• EXERCISE MATERIALS
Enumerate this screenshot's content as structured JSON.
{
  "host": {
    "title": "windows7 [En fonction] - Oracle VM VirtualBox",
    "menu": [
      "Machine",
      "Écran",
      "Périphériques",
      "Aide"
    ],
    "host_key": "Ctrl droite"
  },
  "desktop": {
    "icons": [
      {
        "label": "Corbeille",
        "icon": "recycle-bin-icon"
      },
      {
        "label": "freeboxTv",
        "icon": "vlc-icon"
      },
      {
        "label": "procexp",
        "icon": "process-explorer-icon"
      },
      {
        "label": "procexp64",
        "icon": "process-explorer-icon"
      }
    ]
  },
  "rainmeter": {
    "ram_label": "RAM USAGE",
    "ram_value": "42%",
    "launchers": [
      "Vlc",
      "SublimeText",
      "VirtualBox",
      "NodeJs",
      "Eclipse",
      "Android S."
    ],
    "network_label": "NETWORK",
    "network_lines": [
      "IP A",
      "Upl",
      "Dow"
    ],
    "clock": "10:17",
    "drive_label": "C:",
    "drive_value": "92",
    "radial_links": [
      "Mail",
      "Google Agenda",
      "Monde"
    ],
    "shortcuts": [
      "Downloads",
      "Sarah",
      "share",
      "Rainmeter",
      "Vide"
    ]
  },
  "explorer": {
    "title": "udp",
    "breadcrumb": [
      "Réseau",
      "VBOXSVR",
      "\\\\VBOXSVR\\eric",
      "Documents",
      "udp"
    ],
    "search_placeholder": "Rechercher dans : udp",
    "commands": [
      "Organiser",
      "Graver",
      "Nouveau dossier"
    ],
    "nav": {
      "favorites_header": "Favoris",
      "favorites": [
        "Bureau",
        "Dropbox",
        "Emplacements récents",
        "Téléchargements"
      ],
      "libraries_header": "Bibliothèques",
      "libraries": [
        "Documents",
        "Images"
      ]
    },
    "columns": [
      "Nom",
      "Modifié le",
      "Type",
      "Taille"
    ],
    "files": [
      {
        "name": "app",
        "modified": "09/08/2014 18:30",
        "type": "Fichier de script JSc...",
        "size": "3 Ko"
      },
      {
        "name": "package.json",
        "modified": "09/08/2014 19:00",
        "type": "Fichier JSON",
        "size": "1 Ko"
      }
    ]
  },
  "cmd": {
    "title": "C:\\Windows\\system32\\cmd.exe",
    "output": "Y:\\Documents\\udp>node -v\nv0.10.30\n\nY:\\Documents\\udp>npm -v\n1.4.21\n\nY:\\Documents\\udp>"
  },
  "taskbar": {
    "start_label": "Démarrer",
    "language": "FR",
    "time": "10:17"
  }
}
==
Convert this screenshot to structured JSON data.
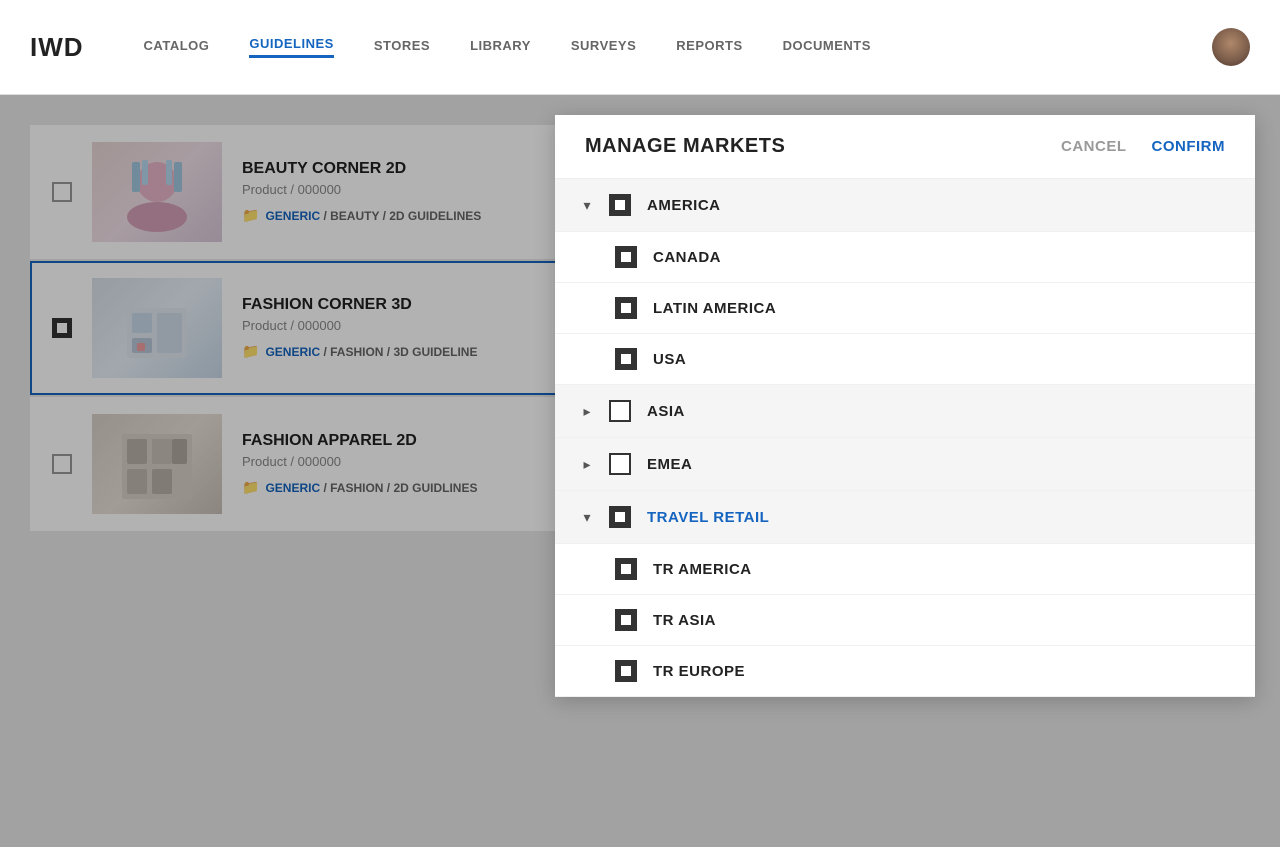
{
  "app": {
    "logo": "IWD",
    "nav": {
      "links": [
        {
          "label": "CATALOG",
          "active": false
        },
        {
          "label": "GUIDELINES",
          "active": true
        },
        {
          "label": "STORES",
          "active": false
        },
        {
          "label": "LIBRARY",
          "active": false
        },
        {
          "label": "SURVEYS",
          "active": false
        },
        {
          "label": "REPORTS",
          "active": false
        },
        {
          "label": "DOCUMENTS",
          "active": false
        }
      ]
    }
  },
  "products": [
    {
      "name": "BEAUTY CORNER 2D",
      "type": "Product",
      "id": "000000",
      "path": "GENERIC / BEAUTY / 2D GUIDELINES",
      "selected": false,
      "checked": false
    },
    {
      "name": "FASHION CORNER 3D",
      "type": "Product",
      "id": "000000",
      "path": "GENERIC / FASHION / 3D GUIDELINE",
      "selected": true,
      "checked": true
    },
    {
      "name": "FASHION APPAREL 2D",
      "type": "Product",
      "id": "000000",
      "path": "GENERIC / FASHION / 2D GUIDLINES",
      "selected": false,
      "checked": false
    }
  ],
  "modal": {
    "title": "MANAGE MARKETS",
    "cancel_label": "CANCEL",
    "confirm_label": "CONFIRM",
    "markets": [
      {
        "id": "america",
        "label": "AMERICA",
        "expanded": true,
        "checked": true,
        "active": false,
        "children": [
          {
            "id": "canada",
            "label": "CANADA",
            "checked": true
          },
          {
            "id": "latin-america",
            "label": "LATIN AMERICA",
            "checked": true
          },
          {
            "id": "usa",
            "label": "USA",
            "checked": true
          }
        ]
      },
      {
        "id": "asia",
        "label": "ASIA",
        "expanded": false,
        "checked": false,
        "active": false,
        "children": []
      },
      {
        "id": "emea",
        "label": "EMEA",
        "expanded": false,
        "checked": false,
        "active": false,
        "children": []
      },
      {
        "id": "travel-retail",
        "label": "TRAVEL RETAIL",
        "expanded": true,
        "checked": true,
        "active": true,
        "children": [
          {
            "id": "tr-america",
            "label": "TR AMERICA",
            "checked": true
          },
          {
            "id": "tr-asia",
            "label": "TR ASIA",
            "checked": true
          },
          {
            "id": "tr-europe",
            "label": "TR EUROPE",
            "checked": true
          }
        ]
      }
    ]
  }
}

• YOUR INSTRUCTIONS
Determine how many lines of the data contain "GUIDELINES" and give nothing but that number.

• THE SOLUTION
2